_Aim of the task_: Drop the pictures from the entries below, then reproduce the rest exactly.

_Records to use_:
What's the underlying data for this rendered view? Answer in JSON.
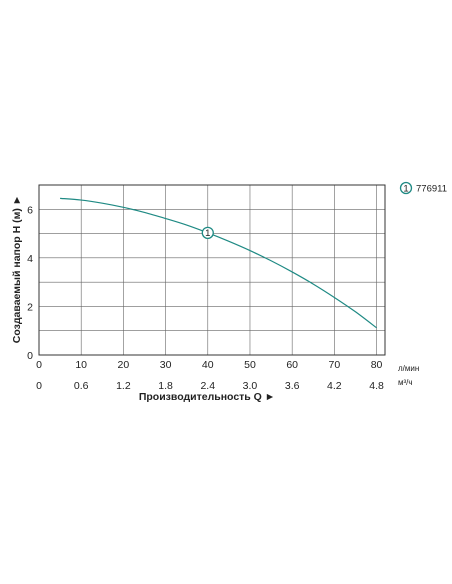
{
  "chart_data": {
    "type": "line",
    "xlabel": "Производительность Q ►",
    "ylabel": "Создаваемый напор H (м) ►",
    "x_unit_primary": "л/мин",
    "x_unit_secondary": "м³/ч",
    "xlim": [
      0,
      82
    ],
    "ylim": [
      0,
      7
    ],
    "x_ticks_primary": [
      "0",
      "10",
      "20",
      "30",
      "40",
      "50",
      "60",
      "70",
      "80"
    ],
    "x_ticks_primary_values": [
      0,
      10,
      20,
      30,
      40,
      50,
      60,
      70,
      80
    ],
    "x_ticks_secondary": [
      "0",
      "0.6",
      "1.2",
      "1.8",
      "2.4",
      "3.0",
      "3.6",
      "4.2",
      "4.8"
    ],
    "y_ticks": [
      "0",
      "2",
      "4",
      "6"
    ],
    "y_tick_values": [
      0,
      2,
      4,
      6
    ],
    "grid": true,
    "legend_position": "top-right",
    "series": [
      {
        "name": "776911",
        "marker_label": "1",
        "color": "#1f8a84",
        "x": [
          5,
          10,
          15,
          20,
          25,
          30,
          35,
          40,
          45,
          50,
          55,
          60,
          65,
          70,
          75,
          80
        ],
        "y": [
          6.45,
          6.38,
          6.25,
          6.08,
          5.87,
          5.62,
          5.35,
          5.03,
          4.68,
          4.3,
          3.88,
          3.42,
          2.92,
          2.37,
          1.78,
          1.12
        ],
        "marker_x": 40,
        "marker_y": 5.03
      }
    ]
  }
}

_Exercise response_:
What's the underlying data for this rendered view? Answer in JSON.
{
  "chart_data": {
    "type": "line",
    "xlabel": "Производительность Q ►",
    "ylabel": "Создаваемый напор H (м) ►",
    "x_unit_primary": "л/мин",
    "x_unit_secondary": "м³/ч",
    "xlim": [
      0,
      82
    ],
    "ylim": [
      0,
      7
    ],
    "x_ticks_primary": [
      "0",
      "10",
      "20",
      "30",
      "40",
      "50",
      "60",
      "70",
      "80"
    ],
    "x_ticks_primary_values": [
      0,
      10,
      20,
      30,
      40,
      50,
      60,
      70,
      80
    ],
    "x_ticks_secondary": [
      "0",
      "0.6",
      "1.2",
      "1.8",
      "2.4",
      "3.0",
      "3.6",
      "4.2",
      "4.8"
    ],
    "y_ticks": [
      "0",
      "2",
      "4",
      "6"
    ],
    "y_tick_values": [
      0,
      2,
      4,
      6
    ],
    "grid": true,
    "legend_position": "top-right",
    "series": [
      {
        "name": "776911",
        "marker_label": "1",
        "color": "#1f8a84",
        "x": [
          5,
          10,
          15,
          20,
          25,
          30,
          35,
          40,
          45,
          50,
          55,
          60,
          65,
          70,
          75,
          80
        ],
        "y": [
          6.45,
          6.38,
          6.25,
          6.08,
          5.87,
          5.62,
          5.35,
          5.03,
          4.68,
          4.3,
          3.88,
          3.42,
          2.92,
          2.37,
          1.78,
          1.12
        ],
        "marker_x": 40,
        "marker_y": 5.03
      }
    ]
  }
}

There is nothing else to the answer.